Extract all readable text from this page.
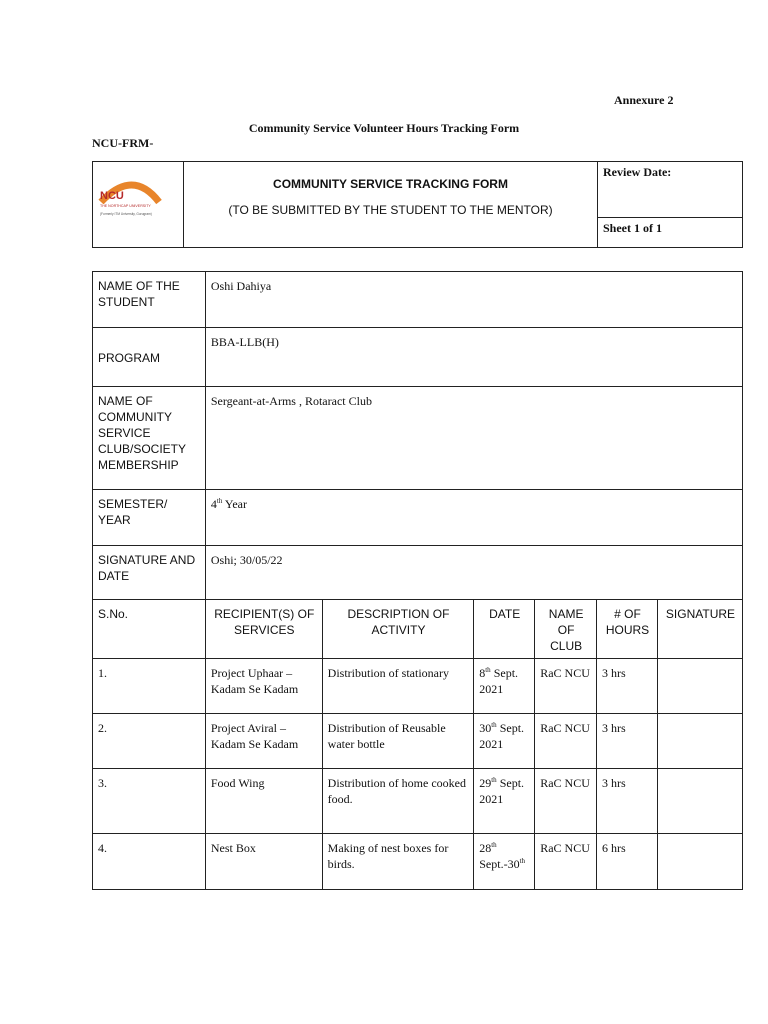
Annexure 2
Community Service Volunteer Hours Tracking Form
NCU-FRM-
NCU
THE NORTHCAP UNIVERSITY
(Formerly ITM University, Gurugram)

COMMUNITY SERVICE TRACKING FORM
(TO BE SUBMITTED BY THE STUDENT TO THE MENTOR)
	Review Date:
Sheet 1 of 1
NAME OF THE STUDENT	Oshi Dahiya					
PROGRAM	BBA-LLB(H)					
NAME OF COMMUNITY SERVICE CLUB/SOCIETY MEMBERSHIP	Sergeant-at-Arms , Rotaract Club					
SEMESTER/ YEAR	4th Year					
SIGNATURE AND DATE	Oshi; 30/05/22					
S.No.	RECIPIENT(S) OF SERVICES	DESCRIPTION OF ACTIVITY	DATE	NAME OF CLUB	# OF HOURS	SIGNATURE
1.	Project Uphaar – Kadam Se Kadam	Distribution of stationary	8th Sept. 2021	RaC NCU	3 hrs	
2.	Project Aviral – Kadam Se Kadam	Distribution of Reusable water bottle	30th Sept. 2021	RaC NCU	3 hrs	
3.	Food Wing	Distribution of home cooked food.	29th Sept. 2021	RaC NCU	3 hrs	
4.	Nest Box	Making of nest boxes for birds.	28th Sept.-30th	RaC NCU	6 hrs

### WHAT YOU WILL DO
Where a line of the data above includes the string "Project", pull it out.

### EXERCISE OUTPUT
1.	Project Uphaar – Kadam Se Kadam	Distribution of stationary	8th Sept. 2021	RaC NCU	3 hrs	
2.	Project Aviral – Kadam Se Kadam	Distribution of Reusable water bottle	30th Sept. 2021	RaC NCU	3 hrs	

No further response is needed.